Copy each line that holds "bằng".

[Start TASK INPUTS]

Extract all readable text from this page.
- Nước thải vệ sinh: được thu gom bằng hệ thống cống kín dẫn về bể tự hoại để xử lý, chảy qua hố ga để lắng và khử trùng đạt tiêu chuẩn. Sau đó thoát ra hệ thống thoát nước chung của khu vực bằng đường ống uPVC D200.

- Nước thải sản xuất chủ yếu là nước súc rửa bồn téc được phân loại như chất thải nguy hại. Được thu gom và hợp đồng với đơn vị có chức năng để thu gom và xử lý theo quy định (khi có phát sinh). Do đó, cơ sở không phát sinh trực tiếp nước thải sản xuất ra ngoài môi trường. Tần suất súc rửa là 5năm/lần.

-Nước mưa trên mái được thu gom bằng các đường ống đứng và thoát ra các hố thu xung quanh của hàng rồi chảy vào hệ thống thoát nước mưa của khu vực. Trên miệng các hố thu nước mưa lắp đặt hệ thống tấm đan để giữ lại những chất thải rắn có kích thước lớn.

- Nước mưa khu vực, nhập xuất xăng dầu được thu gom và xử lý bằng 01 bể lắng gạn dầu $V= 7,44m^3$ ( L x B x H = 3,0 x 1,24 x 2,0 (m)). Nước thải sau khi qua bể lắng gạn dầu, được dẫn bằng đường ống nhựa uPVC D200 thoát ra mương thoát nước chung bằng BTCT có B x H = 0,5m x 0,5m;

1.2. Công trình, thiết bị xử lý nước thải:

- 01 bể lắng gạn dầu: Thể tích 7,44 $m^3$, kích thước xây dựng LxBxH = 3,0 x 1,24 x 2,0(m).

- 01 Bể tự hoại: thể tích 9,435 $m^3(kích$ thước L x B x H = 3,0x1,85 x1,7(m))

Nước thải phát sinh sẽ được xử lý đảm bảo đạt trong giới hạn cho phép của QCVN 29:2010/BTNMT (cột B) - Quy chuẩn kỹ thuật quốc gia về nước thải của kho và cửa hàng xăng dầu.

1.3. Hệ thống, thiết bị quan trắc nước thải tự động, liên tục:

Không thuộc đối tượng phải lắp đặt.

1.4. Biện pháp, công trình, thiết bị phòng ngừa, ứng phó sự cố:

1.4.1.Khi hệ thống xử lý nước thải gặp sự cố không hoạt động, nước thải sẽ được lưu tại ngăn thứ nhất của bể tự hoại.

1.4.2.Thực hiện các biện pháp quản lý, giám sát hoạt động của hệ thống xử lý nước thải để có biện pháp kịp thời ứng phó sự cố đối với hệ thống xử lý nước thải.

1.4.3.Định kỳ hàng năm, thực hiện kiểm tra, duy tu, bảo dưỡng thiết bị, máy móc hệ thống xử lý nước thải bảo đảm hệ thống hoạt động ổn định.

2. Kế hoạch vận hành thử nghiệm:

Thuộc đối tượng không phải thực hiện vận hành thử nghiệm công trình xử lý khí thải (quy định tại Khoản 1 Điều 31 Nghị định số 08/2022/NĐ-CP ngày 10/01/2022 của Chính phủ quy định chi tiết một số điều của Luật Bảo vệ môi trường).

[End TASK INPUTS]

> _THE ANSWER_:
- Nước thải vệ sinh: được thu gom bằng hệ thống cống kín dẫn về bể tự hoại để xử lý, chảy qua hố ga để lắng và khử trùng đạt tiêu chuẩn. Sau đó thoát ra hệ thống thoát nước chung của khu vực bằng đường ống uPVC D200.
-Nước mưa trên mái được thu gom bằng các đường ống đứng và thoát ra các hố thu xung quanh của hàng rồi chảy vào hệ thống thoát nước mưa của khu vực. Trên miệng các hố thu nước mưa lắp đặt hệ thống tấm đan để giữ lại những chất thải rắn có kích thước lớn.
- Nước mưa khu vực, nhập xuất xăng dầu được thu gom và xử lý bằng 01 bể lắng gạn dầu $V= 7,44m^3$ ( L x B x H = 3,0 x 1,24 x 2,0 (m)). Nước thải sau khi qua bể lắng gạn dầu, được dẫn bằng đường ống nhựa uPVC D200 thoát ra mương thoát nước chung bằng BTCT có B x H = 0,5m x 0,5m;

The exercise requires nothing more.